** Begin Information given **

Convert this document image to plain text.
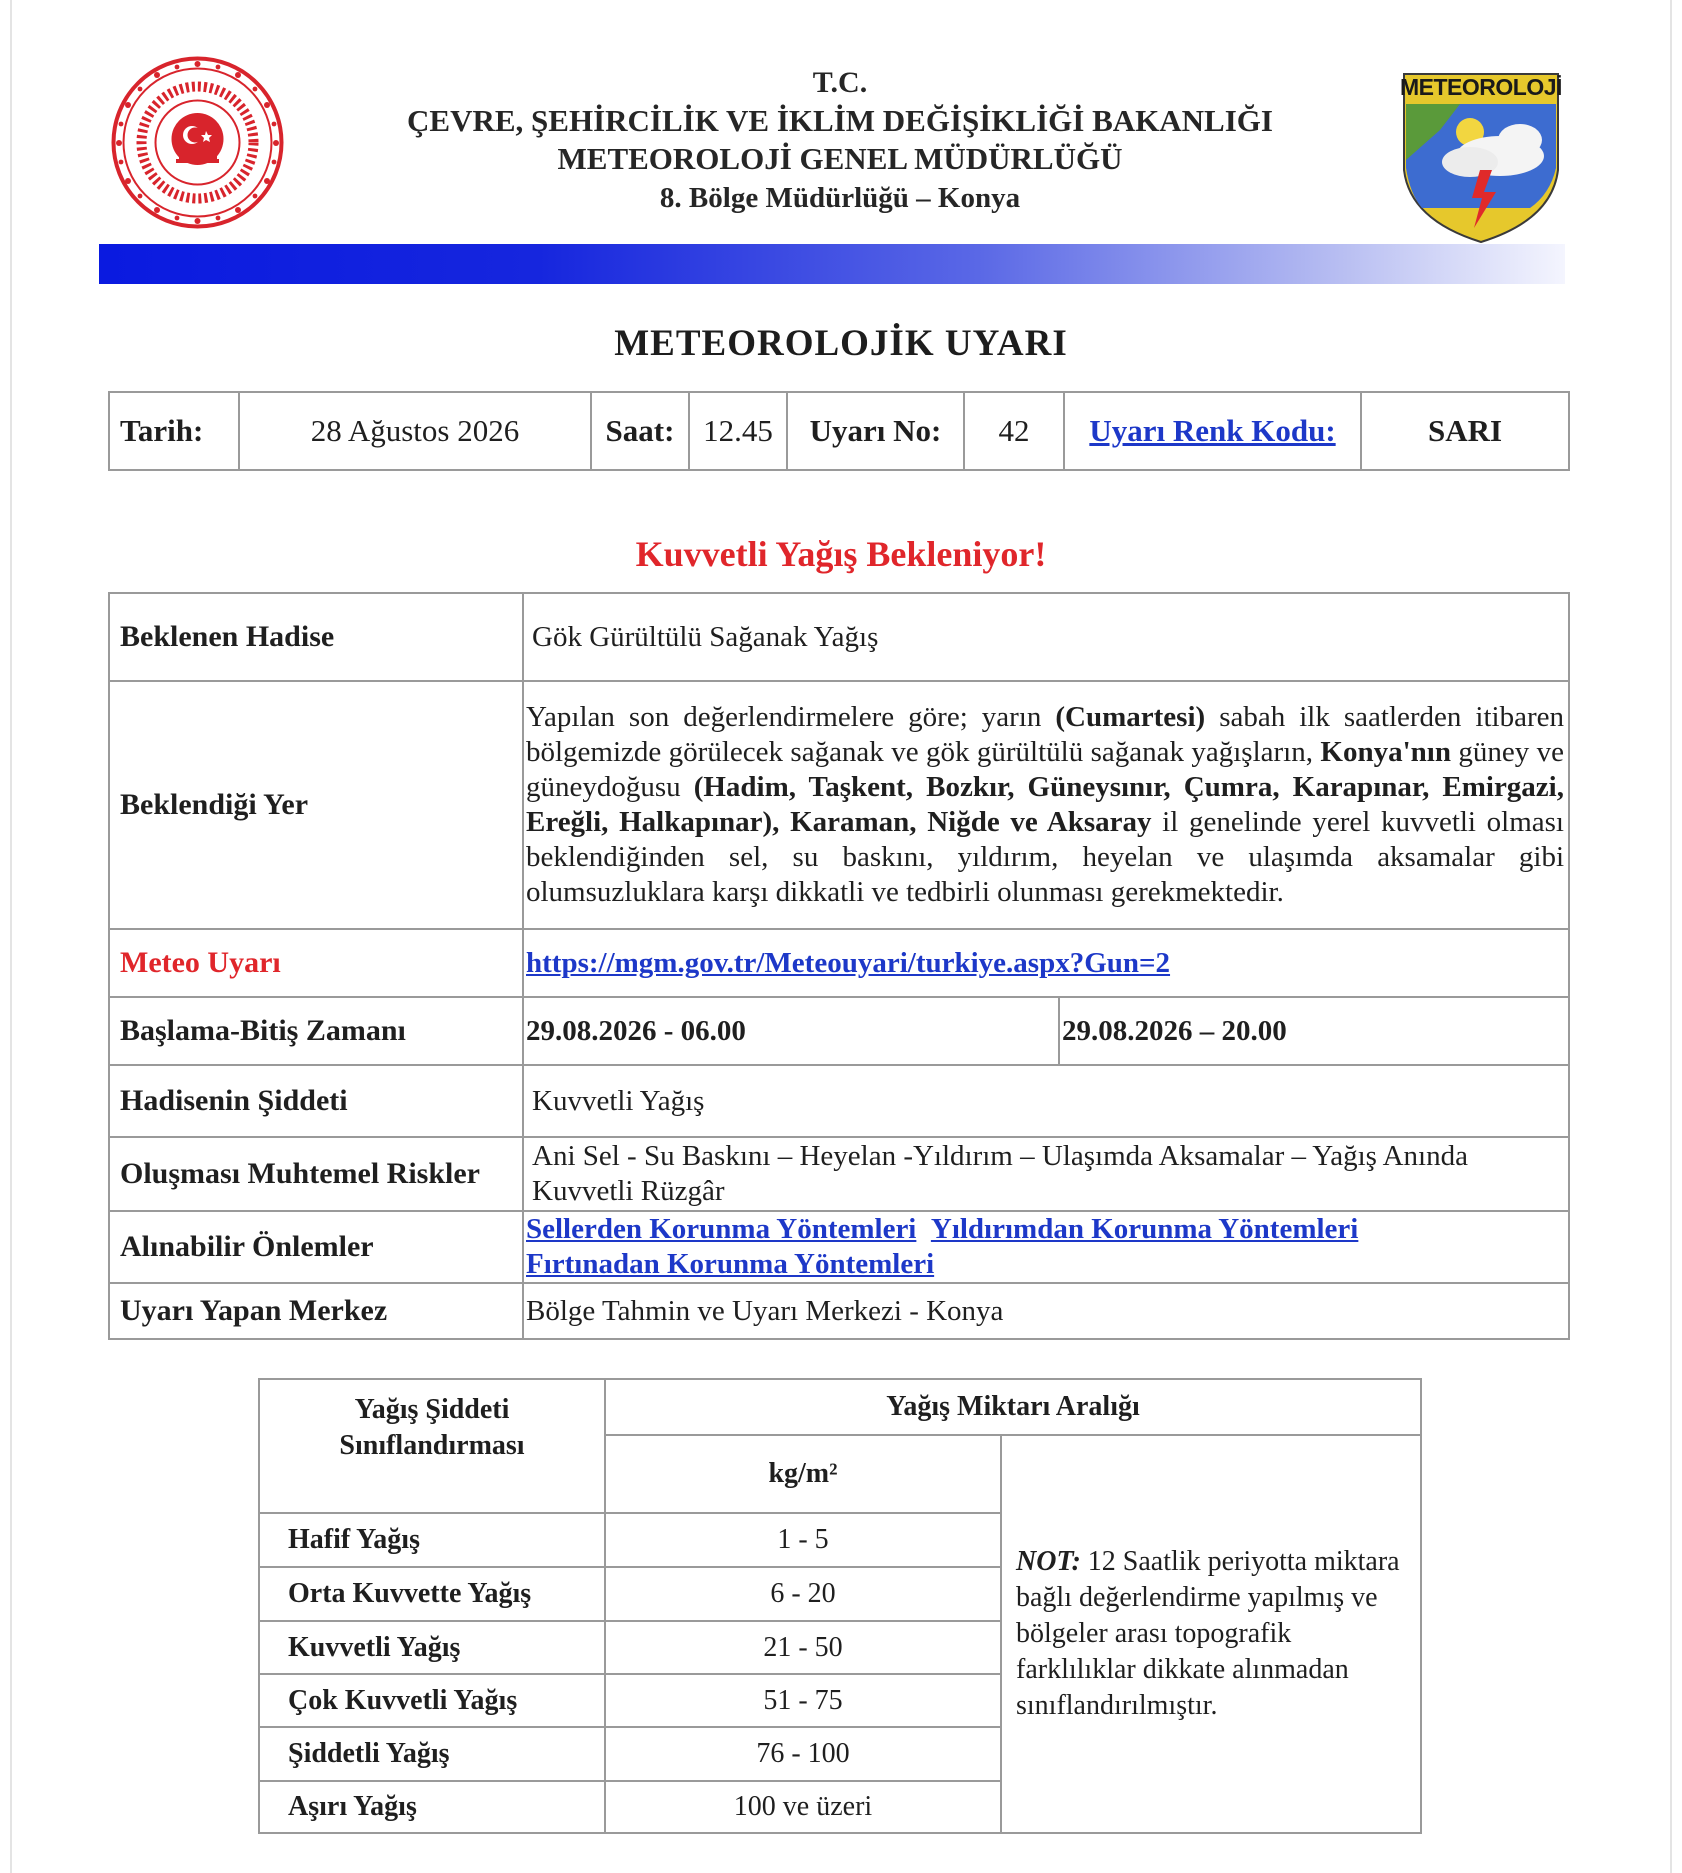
METEOROLOJİ
T.C.
ÇEVRE, ŞEHİRCİLİK VE İKLİM DEĞİŞİKLİĞİ BAKANLIĞI
METEOROLOJİ GENEL MÜDÜRLÜĞÜ
8. Bölge Müdürlüğü – Konya
METEOROLOJİK UYARI
Tarih:	28 Ağustos 2026	Saat:	12.45	Uyarı No:	42	Uyarı Renk Kodu:	SARI
Kuvvetli Yağış Bekleniyor!
Beklenen Hadise	Gök Gürültülü Sağanak Yağış	
Beklendiği Yer	Yapılan son değerlendirmelere göre; yarın (Cumartesi) sabah ilk saatlerden itibaren bölgemizde görülecek sağanak ve gök gürültülü sağanak yağışların, Konya'nın güney ve güneydoğusu (Hadim, Taşkent, Bozkır, Güneysınır, Çumra, Karapınar, Emirgazi, Ereğli, Halkapınar), Karaman, Niğde ve Aksaray il genelinde yerel kuvvetli olması beklendiğinden sel, su baskını, yıldırım, heyelan ve ulaşımda aksamalar gibi olumsuzluklara karşı dikkatli ve tedbirli olunması gerekmektedir.	
Meteo Uyarı	https://mgm.gov.tr/Meteouyari/turkiye.aspx?Gun=2	
Başlama-Bitiş Zamanı	29.08.2026 - 06.00	29.08.2026 – 20.00
Hadisenin Şiddeti	Kuvvetli Yağış	
Oluşması Muhtemel Riskler	Ani Sel - Su Baskını – Heyelan -Yıldırım – Ulaşımda Aksamalar – Yağış Anında Kuvvetli Rüzgâr	
Alınabilir Önlemler	Sellerden Korunma Yöntemleri Yıldırımdan Korunma Yöntemleri
Fırtınadan Korunma Yöntemleri	
Uyarı Yapan Merkez	Bölge Tahmin ve Uyarı Merkezi - Konya	
Yağış Şiddeti
Sınıflandırması	Yağış Miktarı Aralığı	
	kg/m²	NOT: 12 Saatlik periyotta miktara bağlı değerlendirme yapılmış ve bölgeler arası topografik farklılıklar dikkate alınmadan sınıflandırılmıştır.
Hafif Yağış	1 - 5	
Orta Kuvvette Yağış	6 - 20	
Kuvvetli Yağış	21 - 50	
Çok Kuvvetli Yağış	51 - 75	
Şiddetli Yağış	76 - 100	
Aşırı Yağış	100 ve üzeri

** End Information given **

### Written task:
Each line in the data that holds the string "Şiddeti" should be found and copied.

### The result:
Hadisenin Şiddeti	Kuvvetli Yağış	
Yağış Şiddeti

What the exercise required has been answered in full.